The task: Locate every line in the records below that holds the word "text" and return each one.

Listing:
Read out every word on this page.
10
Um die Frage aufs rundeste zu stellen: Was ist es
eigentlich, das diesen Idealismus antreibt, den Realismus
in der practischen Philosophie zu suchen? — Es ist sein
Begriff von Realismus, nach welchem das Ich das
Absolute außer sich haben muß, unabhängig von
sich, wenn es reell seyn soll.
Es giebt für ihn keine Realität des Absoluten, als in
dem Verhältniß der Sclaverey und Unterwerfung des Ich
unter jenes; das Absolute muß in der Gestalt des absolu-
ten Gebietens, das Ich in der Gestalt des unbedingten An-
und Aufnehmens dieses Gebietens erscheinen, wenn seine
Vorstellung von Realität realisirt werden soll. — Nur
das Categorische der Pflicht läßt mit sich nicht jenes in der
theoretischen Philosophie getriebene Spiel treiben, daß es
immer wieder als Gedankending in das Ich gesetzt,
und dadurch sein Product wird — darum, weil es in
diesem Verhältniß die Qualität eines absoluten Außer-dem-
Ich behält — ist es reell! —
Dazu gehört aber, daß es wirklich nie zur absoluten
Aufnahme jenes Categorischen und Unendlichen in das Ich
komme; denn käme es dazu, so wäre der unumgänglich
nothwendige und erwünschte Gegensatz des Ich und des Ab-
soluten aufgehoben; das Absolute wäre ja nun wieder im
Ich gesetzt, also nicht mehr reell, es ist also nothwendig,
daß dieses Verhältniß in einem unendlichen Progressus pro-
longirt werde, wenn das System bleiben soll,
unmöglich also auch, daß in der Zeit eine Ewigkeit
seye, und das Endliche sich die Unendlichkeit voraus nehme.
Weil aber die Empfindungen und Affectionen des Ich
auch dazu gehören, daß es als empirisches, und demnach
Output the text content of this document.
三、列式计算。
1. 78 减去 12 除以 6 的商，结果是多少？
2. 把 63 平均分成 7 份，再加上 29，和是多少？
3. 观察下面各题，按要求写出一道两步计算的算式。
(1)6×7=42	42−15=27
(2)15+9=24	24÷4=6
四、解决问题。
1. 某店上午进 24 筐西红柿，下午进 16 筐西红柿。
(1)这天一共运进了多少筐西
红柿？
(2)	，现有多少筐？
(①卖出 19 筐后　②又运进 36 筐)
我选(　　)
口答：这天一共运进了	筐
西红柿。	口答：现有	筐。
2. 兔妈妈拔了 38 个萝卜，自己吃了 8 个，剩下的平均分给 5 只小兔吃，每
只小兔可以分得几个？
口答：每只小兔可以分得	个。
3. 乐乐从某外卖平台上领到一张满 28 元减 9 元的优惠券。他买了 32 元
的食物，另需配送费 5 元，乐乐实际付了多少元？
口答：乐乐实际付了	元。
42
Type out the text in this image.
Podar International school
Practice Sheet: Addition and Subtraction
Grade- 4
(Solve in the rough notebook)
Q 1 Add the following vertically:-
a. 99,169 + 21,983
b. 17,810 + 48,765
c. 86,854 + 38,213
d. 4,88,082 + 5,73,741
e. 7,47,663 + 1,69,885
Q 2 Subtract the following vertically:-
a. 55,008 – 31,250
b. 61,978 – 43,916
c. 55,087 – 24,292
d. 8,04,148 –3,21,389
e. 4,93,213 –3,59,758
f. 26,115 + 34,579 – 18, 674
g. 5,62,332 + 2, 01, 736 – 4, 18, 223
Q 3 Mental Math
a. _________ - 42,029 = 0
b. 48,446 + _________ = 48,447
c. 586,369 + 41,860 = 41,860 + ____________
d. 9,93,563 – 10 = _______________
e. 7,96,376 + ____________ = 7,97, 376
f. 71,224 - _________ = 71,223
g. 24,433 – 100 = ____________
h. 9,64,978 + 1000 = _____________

Output of the task:
Output the text content of this document.
Type out the text in this image.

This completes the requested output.